▶ _GIVEN PROBLEM_:
Every line below that contains "text" is to be copied.
BEGIN GIVEN DATA
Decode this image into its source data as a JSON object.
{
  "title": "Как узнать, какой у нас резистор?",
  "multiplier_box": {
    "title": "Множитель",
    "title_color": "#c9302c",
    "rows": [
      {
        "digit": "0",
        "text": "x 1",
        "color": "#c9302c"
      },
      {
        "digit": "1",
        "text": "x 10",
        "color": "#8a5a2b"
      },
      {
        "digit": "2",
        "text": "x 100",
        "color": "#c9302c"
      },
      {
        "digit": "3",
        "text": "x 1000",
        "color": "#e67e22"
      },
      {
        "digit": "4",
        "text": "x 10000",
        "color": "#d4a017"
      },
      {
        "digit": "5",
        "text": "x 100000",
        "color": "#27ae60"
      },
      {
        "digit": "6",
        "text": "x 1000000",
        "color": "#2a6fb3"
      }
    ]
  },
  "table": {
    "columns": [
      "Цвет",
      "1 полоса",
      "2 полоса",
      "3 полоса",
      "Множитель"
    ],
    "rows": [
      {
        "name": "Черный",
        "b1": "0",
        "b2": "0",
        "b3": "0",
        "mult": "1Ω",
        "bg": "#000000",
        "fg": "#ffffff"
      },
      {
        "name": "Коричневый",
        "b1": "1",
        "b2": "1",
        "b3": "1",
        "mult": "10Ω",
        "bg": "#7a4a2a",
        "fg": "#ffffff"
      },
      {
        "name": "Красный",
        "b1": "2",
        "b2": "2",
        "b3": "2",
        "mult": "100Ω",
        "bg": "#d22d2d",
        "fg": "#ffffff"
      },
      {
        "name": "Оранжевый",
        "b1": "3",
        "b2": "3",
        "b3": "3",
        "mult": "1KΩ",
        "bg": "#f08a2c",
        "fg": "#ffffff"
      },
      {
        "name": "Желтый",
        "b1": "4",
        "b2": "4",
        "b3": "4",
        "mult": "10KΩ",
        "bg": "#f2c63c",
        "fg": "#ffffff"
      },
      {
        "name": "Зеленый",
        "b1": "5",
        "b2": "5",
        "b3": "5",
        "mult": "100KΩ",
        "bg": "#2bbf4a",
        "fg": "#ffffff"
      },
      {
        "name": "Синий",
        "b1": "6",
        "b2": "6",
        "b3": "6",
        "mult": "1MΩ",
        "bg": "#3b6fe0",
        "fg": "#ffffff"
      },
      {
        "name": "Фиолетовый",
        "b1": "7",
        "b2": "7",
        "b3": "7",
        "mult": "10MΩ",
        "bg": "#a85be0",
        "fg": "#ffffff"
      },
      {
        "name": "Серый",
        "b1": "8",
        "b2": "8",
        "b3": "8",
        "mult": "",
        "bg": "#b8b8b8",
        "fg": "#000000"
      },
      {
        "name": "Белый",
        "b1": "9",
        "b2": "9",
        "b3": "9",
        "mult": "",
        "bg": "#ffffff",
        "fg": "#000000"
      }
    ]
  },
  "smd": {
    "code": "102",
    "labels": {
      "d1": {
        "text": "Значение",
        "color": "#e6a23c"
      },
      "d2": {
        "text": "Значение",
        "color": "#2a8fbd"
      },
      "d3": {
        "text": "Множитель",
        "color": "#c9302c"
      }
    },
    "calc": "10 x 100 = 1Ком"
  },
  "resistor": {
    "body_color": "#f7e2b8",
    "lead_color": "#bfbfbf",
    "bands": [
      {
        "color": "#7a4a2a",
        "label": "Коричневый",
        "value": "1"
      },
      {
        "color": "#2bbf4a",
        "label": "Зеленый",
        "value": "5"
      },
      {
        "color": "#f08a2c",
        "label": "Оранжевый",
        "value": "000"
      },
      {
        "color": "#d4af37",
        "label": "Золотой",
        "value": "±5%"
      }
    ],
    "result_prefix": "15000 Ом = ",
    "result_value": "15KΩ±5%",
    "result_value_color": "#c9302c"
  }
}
END GIVEN DATA
▶ _RESULT OF THIS TASK_:
        "text": "x 1",
        "text": "x 10",
        "text": "x 100",
        "text": "x 1000",
        "text": "x 10000",
        "text": "x 100000",
        "text": "x 1000000",
        "text": "Значение",
        "text": "Значение",
        "text": "Множитель",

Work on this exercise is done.